▶ _Records for the task_:
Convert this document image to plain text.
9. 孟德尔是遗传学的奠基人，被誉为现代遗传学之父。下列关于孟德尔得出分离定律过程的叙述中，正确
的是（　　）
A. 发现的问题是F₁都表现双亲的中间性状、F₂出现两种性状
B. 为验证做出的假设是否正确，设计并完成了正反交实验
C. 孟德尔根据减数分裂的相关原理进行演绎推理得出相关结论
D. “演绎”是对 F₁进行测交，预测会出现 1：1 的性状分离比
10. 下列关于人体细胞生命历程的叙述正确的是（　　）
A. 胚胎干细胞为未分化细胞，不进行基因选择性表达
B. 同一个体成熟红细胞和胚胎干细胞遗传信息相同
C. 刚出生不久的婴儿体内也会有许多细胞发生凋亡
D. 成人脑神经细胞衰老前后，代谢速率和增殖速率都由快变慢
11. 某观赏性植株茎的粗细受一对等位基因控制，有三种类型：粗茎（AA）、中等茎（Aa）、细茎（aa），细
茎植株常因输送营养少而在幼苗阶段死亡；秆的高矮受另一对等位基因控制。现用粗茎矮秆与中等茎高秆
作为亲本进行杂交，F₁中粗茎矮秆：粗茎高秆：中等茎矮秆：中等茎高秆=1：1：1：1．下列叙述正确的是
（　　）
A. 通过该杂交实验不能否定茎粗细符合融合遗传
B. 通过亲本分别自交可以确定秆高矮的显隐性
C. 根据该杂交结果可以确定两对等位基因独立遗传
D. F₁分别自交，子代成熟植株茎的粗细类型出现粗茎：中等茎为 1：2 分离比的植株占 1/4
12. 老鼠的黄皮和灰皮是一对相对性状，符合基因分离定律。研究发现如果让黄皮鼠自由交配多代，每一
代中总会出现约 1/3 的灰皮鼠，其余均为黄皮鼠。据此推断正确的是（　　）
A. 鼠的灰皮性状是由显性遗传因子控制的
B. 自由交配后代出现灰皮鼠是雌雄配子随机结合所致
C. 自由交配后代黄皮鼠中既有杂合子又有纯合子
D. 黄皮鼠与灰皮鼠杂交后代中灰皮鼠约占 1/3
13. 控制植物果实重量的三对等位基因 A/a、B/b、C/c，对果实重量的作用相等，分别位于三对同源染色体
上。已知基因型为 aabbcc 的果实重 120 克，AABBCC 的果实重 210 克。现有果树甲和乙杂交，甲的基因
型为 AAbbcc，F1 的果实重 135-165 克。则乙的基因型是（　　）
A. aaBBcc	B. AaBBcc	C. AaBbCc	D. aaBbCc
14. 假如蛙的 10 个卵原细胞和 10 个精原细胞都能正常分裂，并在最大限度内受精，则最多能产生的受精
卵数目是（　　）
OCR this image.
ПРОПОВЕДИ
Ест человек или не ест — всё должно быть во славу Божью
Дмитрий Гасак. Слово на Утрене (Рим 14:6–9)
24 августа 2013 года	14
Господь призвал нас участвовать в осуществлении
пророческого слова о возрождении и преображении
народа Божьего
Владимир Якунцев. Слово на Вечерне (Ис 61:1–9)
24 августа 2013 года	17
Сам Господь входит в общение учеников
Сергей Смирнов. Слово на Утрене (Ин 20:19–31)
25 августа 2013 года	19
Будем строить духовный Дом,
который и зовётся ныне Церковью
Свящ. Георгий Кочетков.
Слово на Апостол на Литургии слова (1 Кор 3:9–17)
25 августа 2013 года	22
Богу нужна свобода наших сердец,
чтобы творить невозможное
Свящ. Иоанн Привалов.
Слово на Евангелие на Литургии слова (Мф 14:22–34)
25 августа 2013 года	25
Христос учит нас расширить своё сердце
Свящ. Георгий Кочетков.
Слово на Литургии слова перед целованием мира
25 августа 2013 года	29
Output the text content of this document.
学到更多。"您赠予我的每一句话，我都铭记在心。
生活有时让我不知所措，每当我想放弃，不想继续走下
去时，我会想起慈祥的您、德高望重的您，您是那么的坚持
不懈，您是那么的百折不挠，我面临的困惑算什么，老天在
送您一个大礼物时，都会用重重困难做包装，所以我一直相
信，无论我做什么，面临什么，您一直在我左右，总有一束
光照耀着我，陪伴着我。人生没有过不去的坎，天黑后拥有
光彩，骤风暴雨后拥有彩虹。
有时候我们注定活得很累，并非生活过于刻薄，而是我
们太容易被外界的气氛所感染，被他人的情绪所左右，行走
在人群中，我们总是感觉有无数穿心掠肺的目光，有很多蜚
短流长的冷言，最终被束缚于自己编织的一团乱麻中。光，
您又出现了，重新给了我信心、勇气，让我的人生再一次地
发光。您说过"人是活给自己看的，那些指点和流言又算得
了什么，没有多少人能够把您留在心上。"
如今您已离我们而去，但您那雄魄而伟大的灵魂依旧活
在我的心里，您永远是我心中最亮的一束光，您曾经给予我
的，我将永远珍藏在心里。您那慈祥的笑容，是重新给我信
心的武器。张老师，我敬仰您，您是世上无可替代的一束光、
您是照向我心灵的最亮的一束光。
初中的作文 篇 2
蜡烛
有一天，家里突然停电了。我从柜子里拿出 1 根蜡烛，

▶ _Exercise description_:
For each line above that contains the word "Литургии", copy that line.

▶ _The response_:
Слово на Апостол на Литургии слова (1 Кор 3:9–17)
Слово на Евангелие на Литургии слова (Мф 14:22–34)
Слово на Литургии слова перед целованием мира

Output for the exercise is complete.